- **Directions**
Reproduce the listing below without any change.
-- begin Dataset content --
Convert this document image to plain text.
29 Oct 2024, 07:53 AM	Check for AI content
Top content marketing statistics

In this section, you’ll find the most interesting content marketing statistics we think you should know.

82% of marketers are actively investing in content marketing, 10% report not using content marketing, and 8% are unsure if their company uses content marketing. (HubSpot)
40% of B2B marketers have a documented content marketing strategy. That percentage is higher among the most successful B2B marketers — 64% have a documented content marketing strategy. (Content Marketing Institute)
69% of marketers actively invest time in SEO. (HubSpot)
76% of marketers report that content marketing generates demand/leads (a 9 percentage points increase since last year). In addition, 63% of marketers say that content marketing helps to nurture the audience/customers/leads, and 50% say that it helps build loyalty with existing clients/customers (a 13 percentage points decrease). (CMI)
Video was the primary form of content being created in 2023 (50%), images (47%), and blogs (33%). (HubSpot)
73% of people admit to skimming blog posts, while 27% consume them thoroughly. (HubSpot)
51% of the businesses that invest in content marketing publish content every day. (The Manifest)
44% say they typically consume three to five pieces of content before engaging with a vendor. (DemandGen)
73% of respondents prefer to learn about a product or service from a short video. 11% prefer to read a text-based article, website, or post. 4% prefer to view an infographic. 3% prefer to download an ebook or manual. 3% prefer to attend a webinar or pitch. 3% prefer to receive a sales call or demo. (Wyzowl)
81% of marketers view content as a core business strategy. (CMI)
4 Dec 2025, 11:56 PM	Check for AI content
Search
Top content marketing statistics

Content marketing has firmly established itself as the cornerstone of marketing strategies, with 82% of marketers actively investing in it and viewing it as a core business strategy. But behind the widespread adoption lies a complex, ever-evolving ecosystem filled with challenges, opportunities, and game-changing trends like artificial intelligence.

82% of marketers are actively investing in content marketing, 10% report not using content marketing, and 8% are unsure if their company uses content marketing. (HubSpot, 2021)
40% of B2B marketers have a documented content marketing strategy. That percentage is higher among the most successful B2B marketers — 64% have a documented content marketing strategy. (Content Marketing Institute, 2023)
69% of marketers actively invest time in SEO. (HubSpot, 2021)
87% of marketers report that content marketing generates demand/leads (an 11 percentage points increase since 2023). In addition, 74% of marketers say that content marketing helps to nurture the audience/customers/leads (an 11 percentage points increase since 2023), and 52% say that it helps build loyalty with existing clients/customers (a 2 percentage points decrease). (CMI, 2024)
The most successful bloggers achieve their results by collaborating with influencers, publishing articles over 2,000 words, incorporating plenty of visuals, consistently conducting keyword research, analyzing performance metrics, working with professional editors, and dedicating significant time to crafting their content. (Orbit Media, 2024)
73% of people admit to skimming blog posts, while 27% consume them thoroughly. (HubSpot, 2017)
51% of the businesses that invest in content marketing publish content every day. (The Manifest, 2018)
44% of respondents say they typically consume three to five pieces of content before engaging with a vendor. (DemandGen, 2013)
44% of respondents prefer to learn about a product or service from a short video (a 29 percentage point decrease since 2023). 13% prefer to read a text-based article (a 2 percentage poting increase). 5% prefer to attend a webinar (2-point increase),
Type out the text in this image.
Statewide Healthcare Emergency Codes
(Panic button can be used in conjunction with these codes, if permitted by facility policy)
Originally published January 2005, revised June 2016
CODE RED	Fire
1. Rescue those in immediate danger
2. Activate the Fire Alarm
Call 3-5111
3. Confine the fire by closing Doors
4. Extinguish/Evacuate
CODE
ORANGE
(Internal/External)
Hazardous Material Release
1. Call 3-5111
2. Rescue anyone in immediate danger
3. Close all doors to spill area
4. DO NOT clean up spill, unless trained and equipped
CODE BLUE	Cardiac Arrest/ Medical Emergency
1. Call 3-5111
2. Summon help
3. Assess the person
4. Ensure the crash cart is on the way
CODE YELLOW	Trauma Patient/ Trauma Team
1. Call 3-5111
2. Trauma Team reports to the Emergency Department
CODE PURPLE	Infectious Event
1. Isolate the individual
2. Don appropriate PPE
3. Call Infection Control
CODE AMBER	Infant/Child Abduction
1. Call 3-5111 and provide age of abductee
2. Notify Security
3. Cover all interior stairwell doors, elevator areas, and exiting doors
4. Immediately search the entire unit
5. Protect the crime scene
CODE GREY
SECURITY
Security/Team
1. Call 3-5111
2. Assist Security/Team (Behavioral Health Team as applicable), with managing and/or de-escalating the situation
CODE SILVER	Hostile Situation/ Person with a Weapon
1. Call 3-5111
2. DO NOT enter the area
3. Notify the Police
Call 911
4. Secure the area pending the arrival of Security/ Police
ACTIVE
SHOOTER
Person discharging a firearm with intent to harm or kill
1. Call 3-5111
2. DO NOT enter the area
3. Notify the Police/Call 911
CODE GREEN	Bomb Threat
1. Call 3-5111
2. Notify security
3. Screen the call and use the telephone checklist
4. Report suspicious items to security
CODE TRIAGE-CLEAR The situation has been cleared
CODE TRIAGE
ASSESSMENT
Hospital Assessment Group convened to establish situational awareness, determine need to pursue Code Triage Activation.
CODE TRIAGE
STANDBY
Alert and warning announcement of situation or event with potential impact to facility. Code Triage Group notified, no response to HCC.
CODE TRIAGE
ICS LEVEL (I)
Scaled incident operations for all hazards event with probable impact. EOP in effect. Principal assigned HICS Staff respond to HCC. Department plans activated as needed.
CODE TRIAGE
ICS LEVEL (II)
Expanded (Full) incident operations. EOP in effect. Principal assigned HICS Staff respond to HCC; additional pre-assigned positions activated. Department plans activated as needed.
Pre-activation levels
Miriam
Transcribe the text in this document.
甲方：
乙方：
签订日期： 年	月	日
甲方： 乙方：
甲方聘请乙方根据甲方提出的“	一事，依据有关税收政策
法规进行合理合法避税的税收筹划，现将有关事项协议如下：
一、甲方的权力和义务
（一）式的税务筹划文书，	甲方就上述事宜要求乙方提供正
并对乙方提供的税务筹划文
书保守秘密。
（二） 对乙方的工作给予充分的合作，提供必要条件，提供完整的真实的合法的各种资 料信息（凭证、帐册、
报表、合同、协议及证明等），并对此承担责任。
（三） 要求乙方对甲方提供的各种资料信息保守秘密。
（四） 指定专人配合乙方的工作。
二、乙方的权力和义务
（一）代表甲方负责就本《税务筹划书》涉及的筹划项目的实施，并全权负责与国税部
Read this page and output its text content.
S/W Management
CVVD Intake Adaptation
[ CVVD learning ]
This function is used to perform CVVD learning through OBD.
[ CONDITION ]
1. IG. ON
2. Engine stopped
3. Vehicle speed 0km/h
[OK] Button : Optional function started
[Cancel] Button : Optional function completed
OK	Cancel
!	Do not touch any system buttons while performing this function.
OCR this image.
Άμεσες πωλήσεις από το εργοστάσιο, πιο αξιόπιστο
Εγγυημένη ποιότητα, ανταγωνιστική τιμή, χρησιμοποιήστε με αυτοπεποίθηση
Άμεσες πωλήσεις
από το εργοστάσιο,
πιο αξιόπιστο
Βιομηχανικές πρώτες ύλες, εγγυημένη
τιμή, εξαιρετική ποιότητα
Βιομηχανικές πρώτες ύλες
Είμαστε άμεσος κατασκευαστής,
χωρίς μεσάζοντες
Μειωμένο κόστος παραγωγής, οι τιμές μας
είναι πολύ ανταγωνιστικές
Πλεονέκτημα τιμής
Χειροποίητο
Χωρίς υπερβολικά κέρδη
-- end Dataset content --
- **Written response**
Convert this document image to plain text.
29 Oct 2024, 07:53 AM	Check for AI content
Top content marketing statistics

In this section, you’ll find the most interesting content marketing statistics we think you should know.

82% of marketers are actively investing in content marketing, 10% report not using content marketing, and 8% are unsure if their company uses content marketing. (HubSpot)
40% of B2B marketers have a documented content marketing strategy. That percentage is higher among the most successful B2B marketers — 64% have a documented content marketing strategy. (Content Marketing Institute)
69% of marketers actively invest time in SEO. (HubSpot)
76% of marketers report that content marketing generates demand/leads (a 9 percentage points increase since last year). In addition, 63% of marketers say that content marketing helps to nurture the audience/customers/leads, and 50% say that it helps build loyalty with existing clients/customers (a 13 percentage points decrease). (CMI)
Video was the primary form of content being created in 2023 (50%), images (47%), and blogs (33%). (HubSpot)
73% of people admit to skimming blog posts, while 27% consume them thoroughly. (HubSpot)
51% of the businesses that invest in content marketing publish content every day. (The Manifest)
44% say they typically consume three to five pieces of content before engaging with a vendor. (DemandGen)
73% of respondents prefer to learn about a product or service from a short video. 11% prefer to read a text-based article, website, or post. 4% prefer to view an infographic. 3% prefer to download an ebook or manual. 3% prefer to attend a webinar or pitch. 3% prefer to receive a sales call or demo. (Wyzowl)
81% of marketers view content as a core business strategy. (CMI)
4 Dec 2025, 11:56 PM	Check for AI content
Search
Top content marketing statistics

Content marketing has firmly established itself as the cornerstone of marketing strategies, with 82% of marketers actively investing in it and viewing it as a core business strategy. But behind the widespread adoption lies a complex, ever-evolving ecosystem filled with challenges, opportunities, and game-changing trends like artificial intelligence.

82% of marketers are actively investing in content marketing, 10% report not using content marketing, and 8% are unsure if their company uses content marketing. (HubSpot, 2021)
40% of B2B marketers have a documented content marketing strategy. That percentage is higher among the most successful B2B marketers — 64% have a documented content marketing strategy. (Content Marketing Institute, 2023)
69% of marketers actively invest time in SEO. (HubSpot, 2021)
87% of marketers report that content marketing generates demand/leads (an 11 percentage points increase since 2023). In addition, 74% of marketers say that content marketing helps to nurture the audience/customers/leads (an 11 percentage points increase since 2023), and 52% say that it helps build loyalty with existing clients/customers (a 2 percentage points decrease). (CMI, 2024)
The most successful bloggers achieve their results by collaborating with influencers, publishing articles over 2,000 words, incorporating plenty of visuals, consistently conducting keyword research, analyzing performance metrics, working with professional editors, and dedicating significant time to crafting their content. (Orbit Media, 2024)
73% of people admit to skimming blog posts, while 27% consume them thoroughly. (HubSpot, 2017)
51% of the businesses that invest in content marketing publish content every day. (The Manifest, 2018)
44% of respondents say they typically consume three to five pieces of content before engaging with a vendor. (DemandGen, 2013)
44% of respondents prefer to learn about a product or service from a short video (a 29 percentage point decrease since 2023). 13% prefer to read a text-based article (a 2 percentage poting increase). 5% prefer to attend a webinar (2-point increase),
Type out the text in this image.
Statewide Healthcare Emergency Codes
(Panic button can be used in conjunction with these codes, if permitted by facility policy)
Originally published January 2005, revised June 2016
CODE RED	Fire
1. Rescue those in immediate danger
2. Activate the Fire Alarm
Call 3-5111
3. Confine the fire by closing Doors
4. Extinguish/Evacuate
CODE
ORANGE
(Internal/External)
Hazardous Material Release
1. Call 3-5111
2. Rescue anyone in immediate danger
3. Close all doors to spill area
4. DO NOT clean up spill, unless trained and equipped
CODE BLUE	Cardiac Arrest/ Medical Emergency
1. Call 3-5111
2. Summon help
3. Assess the person
4. Ensure the crash cart is on the way
CODE YELLOW	Trauma Patient/ Trauma Team
1. Call 3-5111
2. Trauma Team reports to the Emergency Department
CODE PURPLE	Infectious Event
1. Isolate the individual
2. Don appropriate PPE
3. Call Infection Control
CODE AMBER	Infant/Child Abduction
1. Call 3-5111 and provide age of abductee
2. Notify Security
3. Cover all interior stairwell doors, elevator areas, and exiting doors
4. Immediately search the entire unit
5. Protect the crime scene
CODE GREY
SECURITY
Security/Team
1. Call 3-5111
2. Assist Security/Team (Behavioral Health Team as applicable), with managing and/or de-escalating the situation
CODE SILVER	Hostile Situation/ Person with a Weapon
1. Call 3-5111
2. DO NOT enter the area
3. Notify the Police
Call 911
4. Secure the area pending the arrival of Security/ Police
ACTIVE
SHOOTER
Person discharging a firearm with intent to harm or kill
1. Call 3-5111
2. DO NOT enter the area
3. Notify the Police/Call 911
CODE GREEN	Bomb Threat
1. Call 3-5111
2. Notify security
3. Screen the call and use the telephone checklist
4. Report suspicious items to security
CODE TRIAGE-CLEAR The situation has been cleared
CODE TRIAGE
ASSESSMENT
Hospital Assessment Group convened to establish situational awareness, determine need to pursue Code Triage Activation.
CODE TRIAGE
STANDBY
Alert and warning announcement of situation or event with potential impact to facility. Code Triage Group notified, no response to HCC.
CODE TRIAGE
ICS LEVEL (I)
Scaled incident operations for all hazards event with probable impact. EOP in effect. Principal assigned HICS Staff respond to HCC. Department plans activated as needed.
CODE TRIAGE
ICS LEVEL (II)
Expanded (Full) incident operations. EOP in effect. Principal assigned HICS Staff respond to HCC; additional pre-assigned positions activated. Department plans activated as needed.
Pre-activation levels
Miriam
Transcribe the text in this document.
甲方：
乙方：
签订日期： 年	月	日
甲方： 乙方：
甲方聘请乙方根据甲方提出的“	一事，依据有关税收政策
法规进行合理合法避税的税收筹划，现将有关事项协议如下：
一、甲方的权力和义务
（一）式的税务筹划文书，	甲方就上述事宜要求乙方提供正
并对乙方提供的税务筹划文
书保守秘密。
（二） 对乙方的工作给予充分的合作，提供必要条件，提供完整的真实的合法的各种资 料信息（凭证、帐册、
报表、合同、协议及证明等），并对此承担责任。
（三） 要求乙方对甲方提供的各种资料信息保守秘密。
（四） 指定专人配合乙方的工作。
二、乙方的权力和义务
（一）代表甲方负责就本《税务筹划书》涉及的筹划项目的实施，并全权负责与国税部
Read this page and output its text content.
S/W Management
CVVD Intake Adaptation
[ CVVD learning ]
This function is used to perform CVVD learning through OBD.
[ CONDITION ]
1. IG. ON
2. Engine stopped
3. Vehicle speed 0km/h
[OK] Button : Optional function started
[Cancel] Button : Optional function completed
OK	Cancel
!	Do not touch any system buttons while performing this function.
OCR this image.
Άμεσες πωλήσεις από το εργοστάσιο, πιο αξιόπιστο
Εγγυημένη ποιότητα, ανταγωνιστική τιμή, χρησιμοποιήστε με αυτοπεποίθηση
Άμεσες πωλήσεις
από το εργοστάσιο,
πιο αξιόπιστο
Βιομηχανικές πρώτες ύλες, εγγυημένη
τιμή, εξαιρετική ποιότητα
Βιομηχανικές πρώτες ύλες
Είμαστε άμεσος κατασκευαστής,
χωρίς μεσάζοντες
Μειωμένο κόστος παραγωγής, οι τιμές μας
είναι πολύ ανταγωνιστικές
Πλεονέκτημα τιμής
Χειροποίητο
Χωρίς υπερβολικά κέρδη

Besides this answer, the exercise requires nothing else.